--- begin ---
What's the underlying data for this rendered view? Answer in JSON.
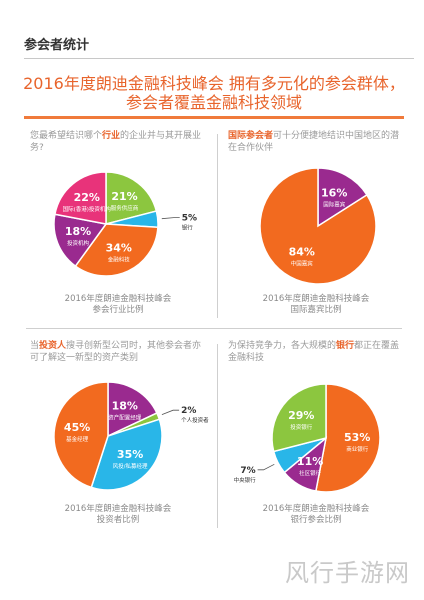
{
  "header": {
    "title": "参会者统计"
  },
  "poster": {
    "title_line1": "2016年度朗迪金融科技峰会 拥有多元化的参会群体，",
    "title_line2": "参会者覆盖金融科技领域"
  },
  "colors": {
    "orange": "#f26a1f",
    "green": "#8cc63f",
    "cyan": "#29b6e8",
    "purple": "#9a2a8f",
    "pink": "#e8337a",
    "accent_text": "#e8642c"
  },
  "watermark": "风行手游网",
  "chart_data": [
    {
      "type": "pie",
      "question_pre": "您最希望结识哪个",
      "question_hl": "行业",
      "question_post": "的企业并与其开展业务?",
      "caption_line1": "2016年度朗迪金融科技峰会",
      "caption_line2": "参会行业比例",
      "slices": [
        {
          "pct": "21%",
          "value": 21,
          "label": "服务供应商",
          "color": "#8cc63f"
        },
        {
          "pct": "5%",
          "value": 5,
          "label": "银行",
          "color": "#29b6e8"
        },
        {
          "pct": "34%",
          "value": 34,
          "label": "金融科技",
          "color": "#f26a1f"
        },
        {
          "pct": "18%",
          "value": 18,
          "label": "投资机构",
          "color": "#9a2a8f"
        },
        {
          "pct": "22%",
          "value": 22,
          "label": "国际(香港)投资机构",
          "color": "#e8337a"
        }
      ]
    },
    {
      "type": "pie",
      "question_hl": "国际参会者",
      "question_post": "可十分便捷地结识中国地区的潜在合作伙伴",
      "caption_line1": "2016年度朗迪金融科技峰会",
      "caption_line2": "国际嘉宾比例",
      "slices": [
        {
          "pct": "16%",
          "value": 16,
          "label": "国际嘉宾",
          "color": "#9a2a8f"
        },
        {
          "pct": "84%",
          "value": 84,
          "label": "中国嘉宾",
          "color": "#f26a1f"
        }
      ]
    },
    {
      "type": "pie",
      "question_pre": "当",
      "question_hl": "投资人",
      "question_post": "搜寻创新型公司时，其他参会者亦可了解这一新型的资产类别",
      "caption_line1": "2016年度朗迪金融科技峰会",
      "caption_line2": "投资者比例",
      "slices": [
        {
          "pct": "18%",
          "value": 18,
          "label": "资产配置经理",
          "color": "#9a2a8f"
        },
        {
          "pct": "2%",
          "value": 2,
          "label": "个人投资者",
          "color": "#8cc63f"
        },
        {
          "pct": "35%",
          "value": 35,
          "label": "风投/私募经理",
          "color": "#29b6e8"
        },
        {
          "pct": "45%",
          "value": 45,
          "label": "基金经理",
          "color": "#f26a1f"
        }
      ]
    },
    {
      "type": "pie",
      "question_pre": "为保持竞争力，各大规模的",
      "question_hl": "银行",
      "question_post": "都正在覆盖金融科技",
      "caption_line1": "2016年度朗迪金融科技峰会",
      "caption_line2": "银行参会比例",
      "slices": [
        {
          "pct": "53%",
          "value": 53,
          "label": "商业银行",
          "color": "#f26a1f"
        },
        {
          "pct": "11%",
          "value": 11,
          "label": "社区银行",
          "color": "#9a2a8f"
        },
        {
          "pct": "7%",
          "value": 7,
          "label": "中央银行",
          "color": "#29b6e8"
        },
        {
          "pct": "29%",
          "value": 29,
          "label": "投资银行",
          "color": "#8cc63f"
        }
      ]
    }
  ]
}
--- end ---
--- begin ---
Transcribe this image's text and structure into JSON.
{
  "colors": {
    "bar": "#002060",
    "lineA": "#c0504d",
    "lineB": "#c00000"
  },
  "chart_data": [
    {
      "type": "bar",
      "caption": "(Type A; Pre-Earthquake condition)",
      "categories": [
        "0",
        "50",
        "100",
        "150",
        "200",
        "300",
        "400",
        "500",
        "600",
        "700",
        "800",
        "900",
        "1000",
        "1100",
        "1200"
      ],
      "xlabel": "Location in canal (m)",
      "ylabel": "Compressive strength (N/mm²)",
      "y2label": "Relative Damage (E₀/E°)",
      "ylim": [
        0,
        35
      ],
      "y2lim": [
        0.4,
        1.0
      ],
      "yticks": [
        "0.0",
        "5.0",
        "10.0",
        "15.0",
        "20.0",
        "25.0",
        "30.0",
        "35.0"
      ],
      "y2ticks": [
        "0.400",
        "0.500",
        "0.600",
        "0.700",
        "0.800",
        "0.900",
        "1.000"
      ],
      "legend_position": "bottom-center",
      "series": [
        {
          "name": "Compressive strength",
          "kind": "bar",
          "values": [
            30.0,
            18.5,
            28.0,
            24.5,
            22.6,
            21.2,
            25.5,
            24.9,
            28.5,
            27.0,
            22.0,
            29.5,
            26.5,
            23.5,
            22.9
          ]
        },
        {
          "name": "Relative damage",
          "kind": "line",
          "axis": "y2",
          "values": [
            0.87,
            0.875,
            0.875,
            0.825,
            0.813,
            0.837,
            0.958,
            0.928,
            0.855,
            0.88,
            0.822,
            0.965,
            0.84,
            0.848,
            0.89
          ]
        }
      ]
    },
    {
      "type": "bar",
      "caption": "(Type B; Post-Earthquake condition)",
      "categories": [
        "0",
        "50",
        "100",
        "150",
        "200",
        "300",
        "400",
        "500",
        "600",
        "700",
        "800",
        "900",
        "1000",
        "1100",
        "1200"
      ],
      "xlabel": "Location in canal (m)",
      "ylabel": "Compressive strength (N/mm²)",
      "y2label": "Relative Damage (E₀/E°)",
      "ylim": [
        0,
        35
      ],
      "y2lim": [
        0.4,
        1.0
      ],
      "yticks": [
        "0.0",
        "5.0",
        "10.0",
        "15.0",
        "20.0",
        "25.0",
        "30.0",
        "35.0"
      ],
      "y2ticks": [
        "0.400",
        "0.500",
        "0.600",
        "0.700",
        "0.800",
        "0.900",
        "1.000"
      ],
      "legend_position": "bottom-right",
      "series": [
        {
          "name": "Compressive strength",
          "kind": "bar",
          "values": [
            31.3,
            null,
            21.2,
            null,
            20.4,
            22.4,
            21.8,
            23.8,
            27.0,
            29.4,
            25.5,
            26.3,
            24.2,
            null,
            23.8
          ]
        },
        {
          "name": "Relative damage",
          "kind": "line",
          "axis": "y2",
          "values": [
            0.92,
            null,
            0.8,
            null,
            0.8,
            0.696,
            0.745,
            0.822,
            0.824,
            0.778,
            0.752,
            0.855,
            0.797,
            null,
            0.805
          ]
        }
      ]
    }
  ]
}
--- end ---
**Written request**
Extract every line above that contains the word "condition".

**Reply**
      "caption": "(Type A; Pre-Earthquake condition)",
      "caption": "(Type B; Post-Earthquake condition)",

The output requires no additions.